Directions for this task: Write out all the data again, exactly as it stands.
Start Entries
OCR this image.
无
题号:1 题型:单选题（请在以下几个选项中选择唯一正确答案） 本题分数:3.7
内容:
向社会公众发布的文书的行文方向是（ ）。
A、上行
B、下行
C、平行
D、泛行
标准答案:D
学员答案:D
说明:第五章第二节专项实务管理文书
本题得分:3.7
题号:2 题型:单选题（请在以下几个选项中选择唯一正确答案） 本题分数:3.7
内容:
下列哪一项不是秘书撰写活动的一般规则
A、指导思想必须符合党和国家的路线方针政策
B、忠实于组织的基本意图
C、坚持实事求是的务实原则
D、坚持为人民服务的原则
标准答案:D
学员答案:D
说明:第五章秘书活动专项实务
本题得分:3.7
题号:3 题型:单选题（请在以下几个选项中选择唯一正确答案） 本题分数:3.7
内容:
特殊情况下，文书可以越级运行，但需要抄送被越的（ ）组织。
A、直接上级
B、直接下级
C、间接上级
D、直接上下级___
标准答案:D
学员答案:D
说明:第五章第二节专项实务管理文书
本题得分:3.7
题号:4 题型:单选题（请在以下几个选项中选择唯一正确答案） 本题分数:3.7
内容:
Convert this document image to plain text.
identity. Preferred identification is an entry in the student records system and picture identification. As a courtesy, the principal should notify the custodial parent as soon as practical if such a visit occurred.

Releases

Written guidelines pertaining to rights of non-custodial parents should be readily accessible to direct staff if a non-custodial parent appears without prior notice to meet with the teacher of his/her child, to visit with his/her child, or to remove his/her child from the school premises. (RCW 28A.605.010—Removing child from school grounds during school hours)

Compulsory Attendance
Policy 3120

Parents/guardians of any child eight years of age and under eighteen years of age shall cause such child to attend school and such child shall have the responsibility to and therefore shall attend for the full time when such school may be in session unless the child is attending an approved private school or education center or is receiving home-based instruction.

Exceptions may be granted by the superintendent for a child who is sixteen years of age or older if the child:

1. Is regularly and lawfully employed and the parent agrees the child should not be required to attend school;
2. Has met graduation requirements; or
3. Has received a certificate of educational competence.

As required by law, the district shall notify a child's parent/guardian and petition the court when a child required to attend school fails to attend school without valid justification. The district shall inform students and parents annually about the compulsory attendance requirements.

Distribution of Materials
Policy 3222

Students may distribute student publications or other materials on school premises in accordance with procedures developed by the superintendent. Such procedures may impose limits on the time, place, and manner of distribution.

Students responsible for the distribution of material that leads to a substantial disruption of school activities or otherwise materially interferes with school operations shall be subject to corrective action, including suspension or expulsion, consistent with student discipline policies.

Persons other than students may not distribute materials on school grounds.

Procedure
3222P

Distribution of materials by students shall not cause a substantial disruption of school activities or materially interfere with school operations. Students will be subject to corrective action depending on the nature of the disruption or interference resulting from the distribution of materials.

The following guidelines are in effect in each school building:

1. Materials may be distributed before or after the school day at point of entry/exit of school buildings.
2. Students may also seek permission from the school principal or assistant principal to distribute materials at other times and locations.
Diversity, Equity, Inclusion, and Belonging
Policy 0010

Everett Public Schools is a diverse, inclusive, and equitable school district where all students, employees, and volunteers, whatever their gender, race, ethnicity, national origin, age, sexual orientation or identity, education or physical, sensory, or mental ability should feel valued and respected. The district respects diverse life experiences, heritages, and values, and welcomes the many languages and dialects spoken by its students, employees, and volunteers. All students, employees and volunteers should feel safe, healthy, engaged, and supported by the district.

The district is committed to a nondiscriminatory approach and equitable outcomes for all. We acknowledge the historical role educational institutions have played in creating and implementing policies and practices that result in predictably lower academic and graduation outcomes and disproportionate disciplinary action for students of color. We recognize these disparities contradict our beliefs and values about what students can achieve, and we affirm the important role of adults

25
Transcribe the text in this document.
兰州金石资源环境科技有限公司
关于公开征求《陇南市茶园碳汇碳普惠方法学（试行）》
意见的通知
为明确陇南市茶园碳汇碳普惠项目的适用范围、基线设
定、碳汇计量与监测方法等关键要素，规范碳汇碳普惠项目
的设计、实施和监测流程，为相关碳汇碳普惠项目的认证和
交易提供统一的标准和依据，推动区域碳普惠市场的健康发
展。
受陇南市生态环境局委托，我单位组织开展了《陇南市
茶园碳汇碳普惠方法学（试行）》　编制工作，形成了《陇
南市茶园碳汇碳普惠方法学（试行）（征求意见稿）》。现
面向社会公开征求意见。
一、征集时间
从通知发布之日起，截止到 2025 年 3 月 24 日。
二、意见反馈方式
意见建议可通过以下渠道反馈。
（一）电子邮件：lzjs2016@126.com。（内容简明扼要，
End Entries
Expected answer:
OCR this image.
无
题号:1 题型:单选题（请在以下几个选项中选择唯一正确答案） 本题分数:3.7
内容:
向社会公众发布的文书的行文方向是（ ）。
A、上行
B、下行
C、平行
D、泛行
标准答案:D
学员答案:D
说明:第五章第二节专项实务管理文书
本题得分:3.7
题号:2 题型:单选题（请在以下几个选项中选择唯一正确答案） 本题分数:3.7
内容:
下列哪一项不是秘书撰写活动的一般规则
A、指导思想必须符合党和国家的路线方针政策
B、忠实于组织的基本意图
C、坚持实事求是的务实原则
D、坚持为人民服务的原则
标准答案:D
学员答案:D
说明:第五章秘书活动专项实务
本题得分:3.7
题号:3 题型:单选题（请在以下几个选项中选择唯一正确答案） 本题分数:3.7
内容:
特殊情况下，文书可以越级运行，但需要抄送被越的（ ）组织。
A、直接上级
B、直接下级
C、间接上级
D、直接上下级___
标准答案:D
学员答案:D
说明:第五章第二节专项实务管理文书
本题得分:3.7
题号:4 题型:单选题（请在以下几个选项中选择唯一正确答案） 本题分数:3.7
内容:
Convert this document image to plain text.
identity. Preferred identification is an entry in the student records system and picture identification. As a courtesy, the principal should notify the custodial parent as soon as practical if such a visit occurred.

Releases

Written guidelines pertaining to rights of non-custodial parents should be readily accessible to direct staff if a non-custodial parent appears without prior notice to meet with the teacher of his/her child, to visit with his/her child, or to remove his/her child from the school premises. (RCW 28A.605.010—Removing child from school grounds during school hours)

Compulsory Attendance
Policy 3120

Parents/guardians of any child eight years of age and under eighteen years of age shall cause such child to attend school and such child shall have the responsibility to and therefore shall attend for the full time when such school may be in session unless the child is attending an approved private school or education center or is receiving home-based instruction.

Exceptions may be granted by the superintendent for a child who is sixteen years of age or older if the child:

1. Is regularly and lawfully employed and the parent agrees the child should not be required to attend school;
2. Has met graduation requirements; or
3. Has received a certificate of educational competence.

As required by law, the district shall notify a child's parent/guardian and petition the court when a child required to attend school fails to attend school without valid justification. The district shall inform students and parents annually about the compulsory attendance requirements.

Distribution of Materials
Policy 3222

Students may distribute student publications or other materials on school premises in accordance with procedures developed by the superintendent. Such procedures may impose limits on the time, place, and manner of distribution.

Students responsible for the distribution of material that leads to a substantial disruption of school activities or otherwise materially interferes with school operations shall be subject to corrective action, including suspension or expulsion, consistent with student discipline policies.

Persons other than students may not distribute materials on school grounds.

Procedure
3222P

Distribution of materials by students shall not cause a substantial disruption of school activities or materially interfere with school operations. Students will be subject to corrective action depending on the nature of the disruption or interference resulting from the distribution of materials.

The following guidelines are in effect in each school building:

1. Materials may be distributed before or after the school day at point of entry/exit of school buildings.
2. Students may also seek permission from the school principal or assistant principal to distribute materials at other times and locations.
Diversity, Equity, Inclusion, and Belonging
Policy 0010

Everett Public Schools is a diverse, inclusive, and equitable school district where all students, employees, and volunteers, whatever their gender, race, ethnicity, national origin, age, sexual orientation or identity, education or physical, sensory, or mental ability should feel valued and respected. The district respects diverse life experiences, heritages, and values, and welcomes the many languages and dialects spoken by its students, employees, and volunteers. All students, employees and volunteers should feel safe, healthy, engaged, and supported by the district.

The district is committed to a nondiscriminatory approach and equitable outcomes for all. We acknowledge the historical role educational institutions have played in creating and implementing policies and practices that result in predictably lower academic and graduation outcomes and disproportionate disciplinary action for students of color. We recognize these disparities contradict our beliefs and values about what students can achieve, and we affirm the important role of adults

25
Transcribe the text in this document.
兰州金石资源环境科技有限公司
关于公开征求《陇南市茶园碳汇碳普惠方法学（试行）》
意见的通知
为明确陇南市茶园碳汇碳普惠项目的适用范围、基线设
定、碳汇计量与监测方法等关键要素，规范碳汇碳普惠项目
的设计、实施和监测流程，为相关碳汇碳普惠项目的认证和
交易提供统一的标准和依据，推动区域碳普惠市场的健康发
展。
受陇南市生态环境局委托，我单位组织开展了《陇南市
茶园碳汇碳普惠方法学（试行）》　编制工作，形成了《陇
南市茶园碳汇碳普惠方法学（试行）（征求意见稿）》。现
面向社会公开征求意见。
一、征集时间
从通知发布之日起，截止到 2025 年 3 月 24 日。
二、意见反馈方式
意见建议可通过以下渠道反馈。
（一）电子邮件：lzjs2016@126.com。（内容简明扼要，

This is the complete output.